▸ Do this: Restate every entry word for word.
◇ ◇ ◇
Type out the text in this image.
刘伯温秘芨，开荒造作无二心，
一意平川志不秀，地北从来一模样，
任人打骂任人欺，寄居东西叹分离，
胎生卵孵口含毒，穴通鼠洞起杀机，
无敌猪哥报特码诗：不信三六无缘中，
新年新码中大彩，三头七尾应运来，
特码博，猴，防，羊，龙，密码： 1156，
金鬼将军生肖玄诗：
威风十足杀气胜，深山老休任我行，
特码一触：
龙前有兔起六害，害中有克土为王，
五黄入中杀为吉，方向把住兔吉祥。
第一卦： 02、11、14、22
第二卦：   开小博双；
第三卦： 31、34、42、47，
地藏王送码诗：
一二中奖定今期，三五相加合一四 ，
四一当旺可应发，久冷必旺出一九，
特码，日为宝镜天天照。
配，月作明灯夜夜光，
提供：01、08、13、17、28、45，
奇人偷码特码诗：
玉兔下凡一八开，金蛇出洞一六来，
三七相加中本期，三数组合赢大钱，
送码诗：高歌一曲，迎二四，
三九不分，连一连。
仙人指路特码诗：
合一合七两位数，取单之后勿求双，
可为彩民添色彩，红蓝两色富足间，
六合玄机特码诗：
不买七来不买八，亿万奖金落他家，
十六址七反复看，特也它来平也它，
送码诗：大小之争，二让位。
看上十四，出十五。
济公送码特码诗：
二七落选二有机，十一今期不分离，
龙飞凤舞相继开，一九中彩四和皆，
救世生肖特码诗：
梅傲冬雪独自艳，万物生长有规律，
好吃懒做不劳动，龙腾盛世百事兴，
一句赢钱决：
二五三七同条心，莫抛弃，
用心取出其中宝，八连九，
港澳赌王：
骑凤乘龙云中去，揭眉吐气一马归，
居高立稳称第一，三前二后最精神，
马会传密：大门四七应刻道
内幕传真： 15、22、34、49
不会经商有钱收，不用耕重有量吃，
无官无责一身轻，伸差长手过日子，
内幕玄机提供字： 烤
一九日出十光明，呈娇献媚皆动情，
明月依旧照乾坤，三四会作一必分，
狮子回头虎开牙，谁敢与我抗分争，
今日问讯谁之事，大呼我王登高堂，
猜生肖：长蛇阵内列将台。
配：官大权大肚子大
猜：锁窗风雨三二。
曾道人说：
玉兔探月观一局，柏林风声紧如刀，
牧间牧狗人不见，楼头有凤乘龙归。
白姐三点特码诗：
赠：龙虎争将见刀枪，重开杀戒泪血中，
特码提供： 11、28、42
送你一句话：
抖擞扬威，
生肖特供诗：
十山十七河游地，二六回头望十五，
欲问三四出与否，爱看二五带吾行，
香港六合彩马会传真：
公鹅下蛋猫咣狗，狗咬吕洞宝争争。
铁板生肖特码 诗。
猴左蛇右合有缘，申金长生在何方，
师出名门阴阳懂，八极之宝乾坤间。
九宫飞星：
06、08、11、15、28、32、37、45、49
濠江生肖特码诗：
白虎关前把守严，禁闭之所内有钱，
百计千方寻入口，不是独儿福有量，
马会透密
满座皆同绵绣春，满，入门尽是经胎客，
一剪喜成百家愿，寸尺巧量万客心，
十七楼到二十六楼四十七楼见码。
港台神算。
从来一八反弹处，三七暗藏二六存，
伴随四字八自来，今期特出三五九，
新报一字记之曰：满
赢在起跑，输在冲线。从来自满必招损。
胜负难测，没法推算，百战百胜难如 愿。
◇ ◇ ◇
▸ Output for this exercise:
Type out the text in this image.
刘伯温秘芨，开荒造作无二心，
一意平川志不秀，地北从来一模样，
任人打骂任人欺，寄居东西叹分离，
胎生卵孵口含毒，穴通鼠洞起杀机，
无敌猪哥报特码诗：不信三六无缘中，
新年新码中大彩，三头七尾应运来，
特码博，猴，防，羊，龙，密码： 1156，
金鬼将军生肖玄诗：
威风十足杀气胜，深山老休任我行，
特码一触：
龙前有兔起六害，害中有克土为王，
五黄入中杀为吉，方向把住兔吉祥。
第一卦： 02、11、14、22
第二卦：   开小博双；
第三卦： 31、34、42、47，
地藏王送码诗：
一二中奖定今期，三五相加合一四 ，
四一当旺可应发，久冷必旺出一九，
特码，日为宝镜天天照。
配，月作明灯夜夜光，
提供：01、08、13、17、28、45，
奇人偷码特码诗：
玉兔下凡一八开，金蛇出洞一六来，
三七相加中本期，三数组合赢大钱，
送码诗：高歌一曲，迎二四，
三九不分，连一连。
仙人指路特码诗：
合一合七两位数，取单之后勿求双，
可为彩民添色彩，红蓝两色富足间，
六合玄机特码诗：
不买七来不买八，亿万奖金落他家，
十六址七反复看，特也它来平也它，
送码诗：大小之争，二让位。
看上十四，出十五。
济公送码特码诗：
二七落选二有机，十一今期不分离，
龙飞凤舞相继开，一九中彩四和皆，
救世生肖特码诗：
梅傲冬雪独自艳，万物生长有规律，
好吃懒做不劳动，龙腾盛世百事兴，
一句赢钱决：
二五三七同条心，莫抛弃，
用心取出其中宝，八连九，
港澳赌王：
骑凤乘龙云中去，揭眉吐气一马归，
居高立稳称第一，三前二后最精神，
马会传密：大门四七应刻道
内幕传真： 15、22、34、49
不会经商有钱收，不用耕重有量吃，
无官无责一身轻，伸差长手过日子，
内幕玄机提供字： 烤
一九日出十光明，呈娇献媚皆动情，
明月依旧照乾坤，三四会作一必分，
狮子回头虎开牙，谁敢与我抗分争，
今日问讯谁之事，大呼我王登高堂，
猜生肖：长蛇阵内列将台。
配：官大权大肚子大
猜：锁窗风雨三二。
曾道人说：
玉兔探月观一局，柏林风声紧如刀，
牧间牧狗人不见，楼头有凤乘龙归。
白姐三点特码诗：
赠：龙虎争将见刀枪，重开杀戒泪血中，
特码提供： 11、28、42
送你一句话：
抖擞扬威，
生肖特供诗：
十山十七河游地，二六回头望十五，
欲问三四出与否，爱看二五带吾行，
香港六合彩马会传真：
公鹅下蛋猫咣狗，狗咬吕洞宝争争。
铁板生肖特码 诗。
猴左蛇右合有缘，申金长生在何方，
师出名门阴阳懂，八极之宝乾坤间。
九宫飞星：
06、08、11、15、28、32、37、45、49
濠江生肖特码诗：
白虎关前把守严，禁闭之所内有钱，
百计千方寻入口，不是独儿福有量，
马会透密
满座皆同绵绣春，满，入门尽是经胎客，
一剪喜成百家愿，寸尺巧量万客心，
十七楼到二十六楼四十七楼见码。
港台神算。
从来一八反弹处，三七暗藏二六存，
伴随四字八自来，今期特出三五九，
新报一字记之曰：满
赢在起跑，输在冲线。从来自满必招损。
胜负难测，没法推算，百战百胜难如 愿。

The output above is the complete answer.